Give all of the lines again exactly as they read.

* begin *

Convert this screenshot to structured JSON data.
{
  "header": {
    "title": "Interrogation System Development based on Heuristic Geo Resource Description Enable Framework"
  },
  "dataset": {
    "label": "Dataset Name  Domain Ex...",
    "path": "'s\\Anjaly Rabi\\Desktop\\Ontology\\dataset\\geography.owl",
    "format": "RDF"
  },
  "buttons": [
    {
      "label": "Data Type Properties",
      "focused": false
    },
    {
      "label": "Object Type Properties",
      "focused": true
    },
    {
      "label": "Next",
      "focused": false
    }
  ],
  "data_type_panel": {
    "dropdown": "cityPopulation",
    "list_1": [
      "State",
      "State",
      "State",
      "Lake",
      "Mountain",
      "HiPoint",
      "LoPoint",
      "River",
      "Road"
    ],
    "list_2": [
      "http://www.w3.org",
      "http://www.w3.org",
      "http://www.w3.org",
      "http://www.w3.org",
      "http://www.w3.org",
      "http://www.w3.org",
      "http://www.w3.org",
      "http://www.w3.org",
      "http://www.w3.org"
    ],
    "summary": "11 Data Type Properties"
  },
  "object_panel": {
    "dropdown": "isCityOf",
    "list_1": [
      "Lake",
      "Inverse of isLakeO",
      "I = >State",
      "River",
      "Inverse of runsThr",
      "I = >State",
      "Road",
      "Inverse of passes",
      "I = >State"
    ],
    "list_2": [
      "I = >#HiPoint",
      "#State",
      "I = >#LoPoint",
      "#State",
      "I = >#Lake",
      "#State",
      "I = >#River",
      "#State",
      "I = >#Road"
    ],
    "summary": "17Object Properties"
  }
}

* end *

> _Solution to the exercise_
Convert this screenshot to structured JSON data.
{
  "header": {
    "title": "Interrogation System Development based on Heuristic Geo Resource Description Enable Framework"
  },
  "dataset": {
    "label": "Dataset Name  Domain Ex...",
    "path": "'s\\Anjaly Rabi\\Desktop\\Ontology\\dataset\\geography.owl",
    "format": "RDF"
  },
  "buttons": [
    {
      "label": "Data Type Properties",
      "focused": false
    },
    {
      "label": "Object Type Properties",
      "focused": true
    },
    {
      "label": "Next",
      "focused": false
    }
  ],
  "data_type_panel": {
    "dropdown": "cityPopulation",
    "list_1": [
      "State",
      "State",
      "State",
      "Lake",
      "Mountain",
      "HiPoint",
      "LoPoint",
      "River",
      "Road"
    ],
    "list_2": [
      "http://www.w3.org",
      "http://www.w3.org",
      "http://www.w3.org",
      "http://www.w3.org",
      "http://www.w3.org",
      "http://www.w3.org",
      "http://www.w3.org",
      "http://www.w3.org",
      "http://www.w3.org"
    ],
    "summary": "11 Data Type Properties"
  },
  "object_panel": {
    "dropdown": "isCityOf",
    "list_1": [
      "Lake",
      "Inverse of isLakeO",
      "I = >State",
      "River",
      "Inverse of runsThr",
      "I = >State",
      "Road",
      "Inverse of passes",
      "I = >State"
    ],
    "list_2": [
      "I = >#HiPoint",
      "#State",
      "I = >#LoPoint",
      "#State",
      "I = >#Lake",
      "#State",
      "I = >#River",
      "#State",
      "I = >#Road"
    ],
    "summary": "17Object Properties"
  }
}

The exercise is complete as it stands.